WHAT THE EXERCISE ASKS: Gather from the listing below each line that includes the word "xlabel", and copy it.

Data entries for graphics
┄┄┄┄┄┄

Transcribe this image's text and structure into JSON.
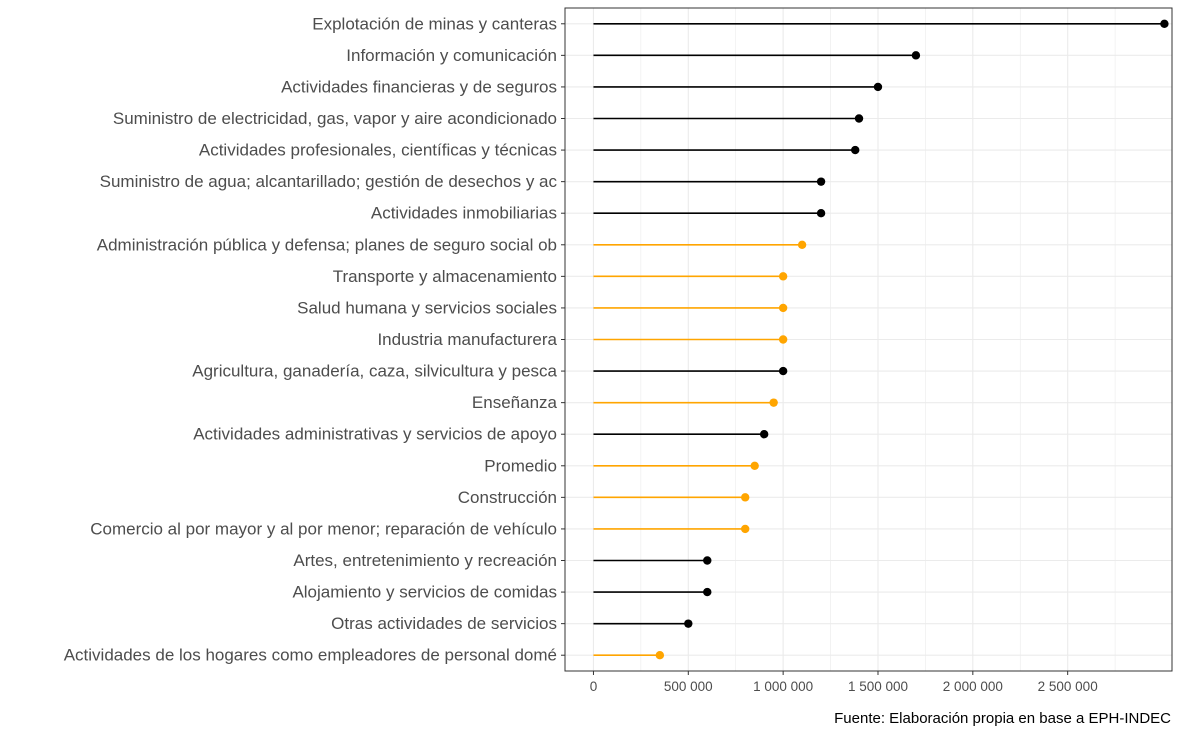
{
  "chart_data": {
    "type": "lollipop",
    "caption": "Fuente: Elaboración propia en base a EPH-INDEC",
    "xlim": [
      -150000,
      3050000
    ],
    "x_ticks": [
      0,
      500000,
      1000000,
      1500000,
      2000000,
      2500000
    ],
    "x_tick_labels": [
      "0",
      "500 000",
      "1 000 000",
      "1 500 000",
      "2 000 000",
      "2 500 000"
    ],
    "grid": true,
    "colors": {
      "black": "#000000",
      "orange": "#FFA500",
      "panel_border": "#333333",
      "grid": "#ebebeb"
    },
    "categories": [
      "Explotación de minas y canteras",
      "Información y comunicación",
      "Actividades financieras y de seguros",
      "Suministro de electricidad, gas, vapor y aire acondicionado",
      "Actividades profesionales, científicas y técnicas",
      "Suministro de agua; alcantarillado; gestión de desechos y ac",
      "Actividades inmobiliarias",
      "Administración pública y defensa; planes de seguro social ob",
      "Transporte y almacenamiento",
      "Salud humana y servicios sociales",
      "Industria manufacturera",
      "Agricultura, ganadería, caza, silvicultura y pesca",
      "Enseñanza",
      "Actividades administrativas y servicios de apoyo",
      "Promedio",
      "Construcción",
      "Comercio al por mayor y al por menor; reparación de vehículo",
      "Artes, entretenimiento y recreación",
      "Alojamiento y servicios de comidas",
      "Otras actividades de servicios",
      "Actividades de los hogares como empleadores de personal domé"
    ],
    "values": [
      3010000,
      1700000,
      1500000,
      1400000,
      1380000,
      1200000,
      1200000,
      1100000,
      1000000,
      1000000,
      1000000,
      1000000,
      950000,
      900000,
      850000,
      800000,
      800000,
      600000,
      600000,
      500000,
      350000
    ],
    "colors_per_point": [
      "black",
      "black",
      "black",
      "black",
      "black",
      "black",
      "black",
      "orange",
      "orange",
      "orange",
      "orange",
      "black",
      "orange",
      "black",
      "orange",
      "orange",
      "orange",
      "black",
      "black",
      "black",
      "orange"
    ]
  }
}
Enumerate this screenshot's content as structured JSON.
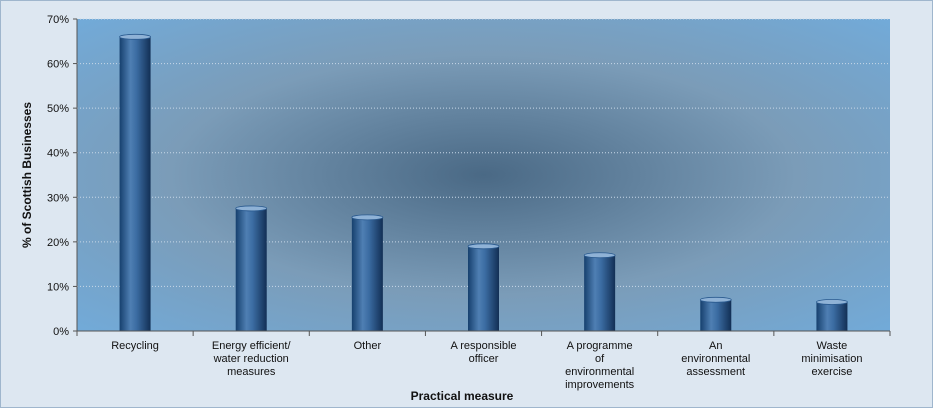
{
  "chart_data": {
    "type": "bar",
    "title": "",
    "xlabel": "Practical measure",
    "ylabel": "% of Scottish Businesses",
    "ylim": [
      0,
      70
    ],
    "yticks": [
      "0%",
      "10%",
      "20%",
      "30%",
      "40%",
      "50%",
      "60%",
      "70%"
    ],
    "grid": true,
    "categories": [
      [
        "Recycling"
      ],
      [
        "Energy efficient/",
        "water reduction",
        "measures"
      ],
      [
        "Other"
      ],
      [
        "A responsible",
        "officer"
      ],
      [
        "A programme",
        "of",
        "environmental",
        "improvements"
      ],
      [
        "An",
        "environmental",
        "assessment"
      ],
      [
        "Waste",
        "minimisation",
        "exercise"
      ]
    ],
    "values": [
      66,
      27.5,
      25.5,
      19,
      17,
      7,
      6.5
    ],
    "colors": {
      "bar": "#1d4f86",
      "bar_highlight": "#8fb2d6",
      "plot_center": "#5f7f9c",
      "plot_edge": "#6ea6d6",
      "grid": "#c8d8e8",
      "axis": "#555555"
    }
  }
}
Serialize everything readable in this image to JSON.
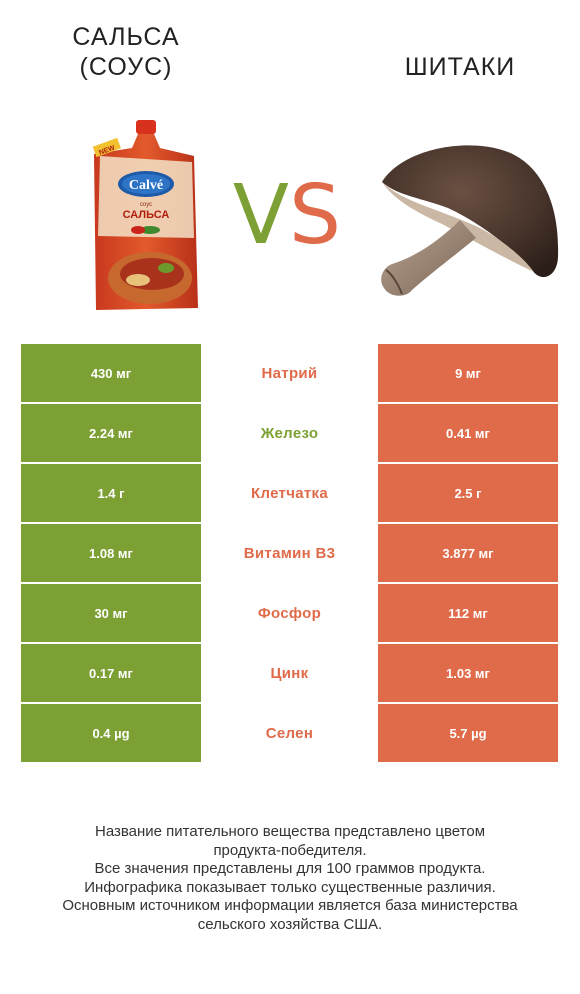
{
  "header": {
    "left_title_line1": "САЛЬСА",
    "left_title_line2": "(СОУС)",
    "right_title": "ШИТАКИ",
    "vs_v": "V",
    "vs_s": "S"
  },
  "product_left": {
    "brand": "Calvé",
    "badge": "NEW",
    "type": "соус",
    "name": "САЛЬСА"
  },
  "colors": {
    "left_winner": "#7da034",
    "right_winner": "#e06b4a"
  },
  "chart_data": {
    "type": "table",
    "columns": [
      "САЛЬСА (СОУС)",
      "",
      "ШИТАКИ"
    ],
    "rows": [
      {
        "nutrient": "Натрий",
        "left": "430 мг",
        "right": "9 мг",
        "winner": "right",
        "winner_color": "#e06b4a"
      },
      {
        "nutrient": "Железо",
        "left": "2.24 мг",
        "right": "0.41 мг",
        "winner": "left",
        "winner_color": "#7da034"
      },
      {
        "nutrient": "Клетчатка",
        "left": "1.4 г",
        "right": "2.5 г",
        "winner": "right",
        "winner_color": "#e06b4a"
      },
      {
        "nutrient": "Витамин B3",
        "left": "1.08 мг",
        "right": "3.877 мг",
        "winner": "right",
        "winner_color": "#e06b4a"
      },
      {
        "nutrient": "Фосфор",
        "left": "30 мг",
        "right": "112 мг",
        "winner": "right",
        "winner_color": "#e06b4a"
      },
      {
        "nutrient": "Цинк",
        "left": "0.17 мг",
        "right": "1.03 мг",
        "winner": "right",
        "winner_color": "#e06b4a"
      },
      {
        "nutrient": "Селен",
        "left": "0.4 µg",
        "right": "5.7 µg",
        "winner": "right",
        "winner_color": "#e06b4a"
      }
    ]
  },
  "footer": {
    "lines": [
      "Название питательного вещества представлено цветом",
      "продукта-победителя.",
      "Все значения представлены для 100 граммов продукта.",
      "Инфографика показывает только существенные различия.",
      "Основным источником информации является база министерства",
      "сельского хозяйства США."
    ]
  }
}
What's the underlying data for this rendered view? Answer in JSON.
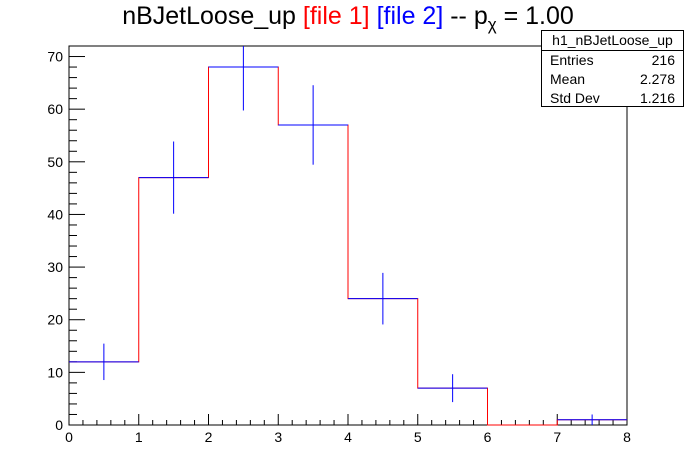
{
  "title": {
    "main": "nBJetLoose_up",
    "file1": "[file 1]",
    "file2": "[file 2]",
    "suffix_prefix": "-- p",
    "suffix_sub": "χ",
    "suffix_value": "= 1.00"
  },
  "stats": {
    "name": "h1_nBJetLoose_up",
    "entries_label": "Entries",
    "entries_value": "216",
    "mean_label": "Mean",
    "mean_value": "2.278",
    "stddev_label": "Std Dev",
    "stddev_value": "1.216"
  },
  "chart_data": {
    "type": "bar",
    "title": "nBJetLoose_up [file 1] [file 2] -- pχ = 1.00",
    "xlabel": "",
    "ylabel": "",
    "xlim": [
      0,
      8
    ],
    "ylim": [
      0,
      72
    ],
    "x_ticks": [
      0,
      1,
      2,
      3,
      4,
      5,
      6,
      7,
      8
    ],
    "y_ticks": [
      0,
      10,
      20,
      30,
      40,
      50,
      60,
      70
    ],
    "bin_edges": [
      0,
      1,
      2,
      3,
      4,
      5,
      6,
      7,
      8
    ],
    "series": [
      {
        "color": "#ff0000",
        "style": "step",
        "values": [
          12,
          47,
          68,
          57,
          24,
          7,
          0,
          1
        ]
      },
      {
        "color": "#0000ff",
        "style": "errorbar",
        "values": [
          12,
          47,
          68,
          57,
          24,
          7,
          0,
          1
        ],
        "errors": [
          3.46,
          6.86,
          8.25,
          7.55,
          4.9,
          2.65,
          0,
          1
        ]
      }
    ]
  }
}
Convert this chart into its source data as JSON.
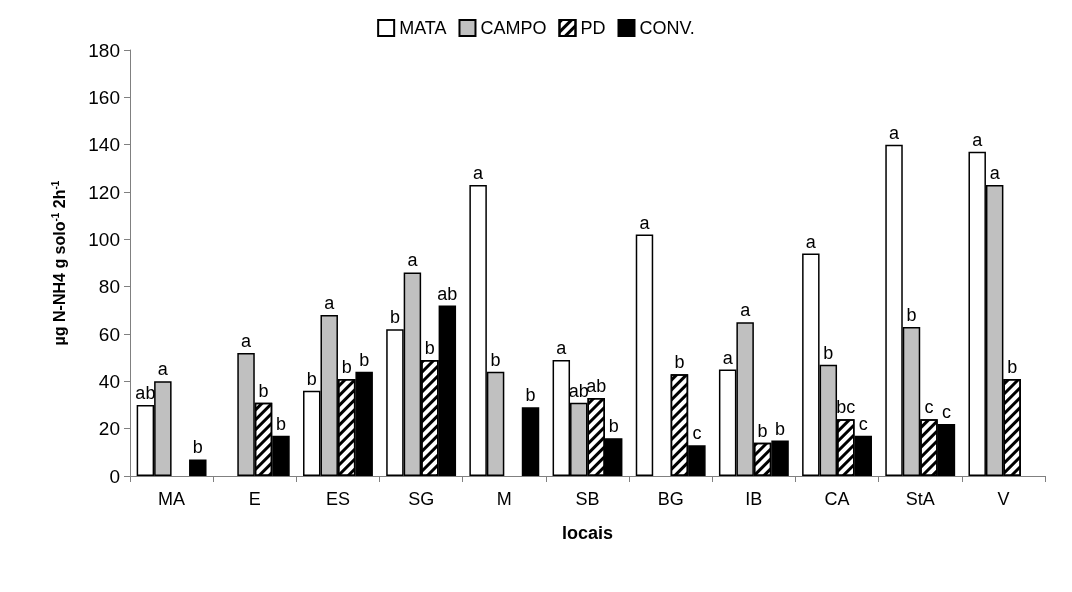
{
  "chart_data": {
    "type": "bar",
    "xlabel": "locais",
    "ylabel": "µg N-NH4 g solo$^{-1}$ 2h$^{-1}$",
    "categories": [
      "MA",
      "E",
      "ES",
      "SG",
      "M",
      "SB",
      "BG",
      "IB",
      "CA",
      "StA",
      "V"
    ],
    "series": [
      {
        "name": "MATA",
        "color": "#ffffff",
        "values": [
          30,
          null,
          36,
          62,
          123,
          49,
          102,
          45,
          94,
          140,
          137
        ],
        "value_labels": [
          "ab",
          null,
          "b",
          "b",
          "a",
          "a",
          "a",
          "a",
          "a",
          "a",
          "a"
        ]
      },
      {
        "name": "CAMPO",
        "color": "#c0c0c0",
        "values": [
          40,
          52,
          68,
          86,
          44,
          31,
          null,
          65,
          47,
          63,
          123
        ],
        "value_labels": [
          "a",
          "a",
          "a",
          "a",
          "b",
          "ab",
          null,
          "a",
          "b",
          "b",
          "a"
        ]
      },
      {
        "name": "PD",
        "color": "#ffffff",
        "values": [
          null,
          31,
          41,
          49,
          null,
          33,
          43,
          14,
          24,
          24,
          41
        ],
        "value_labels": [
          null,
          "b",
          "b",
          "b",
          null,
          "ab",
          "b",
          "b",
          "bc",
          "c",
          "b"
        ]
      },
      {
        "name": "CONV.",
        "color": "#000000",
        "values": [
          7,
          17,
          44,
          72,
          29,
          16,
          13,
          15,
          17,
          22,
          null
        ],
        "value_labels": [
          "b",
          "b",
          "b",
          "ab",
          "b",
          "b",
          "c",
          "b",
          "c",
          "c",
          null
        ]
      }
    ],
    "ylim": [
      0,
      180
    ],
    "yticks": [
      0,
      20,
      40,
      60,
      80,
      100,
      120,
      140,
      160,
      180
    ],
    "grid": false,
    "legend": "top"
  }
}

┄┄┄┄┄┄

TASK SOLUTION:
    "xlabel": "Practical measure",
    "xlabel": "",
    "xlabel": "locais",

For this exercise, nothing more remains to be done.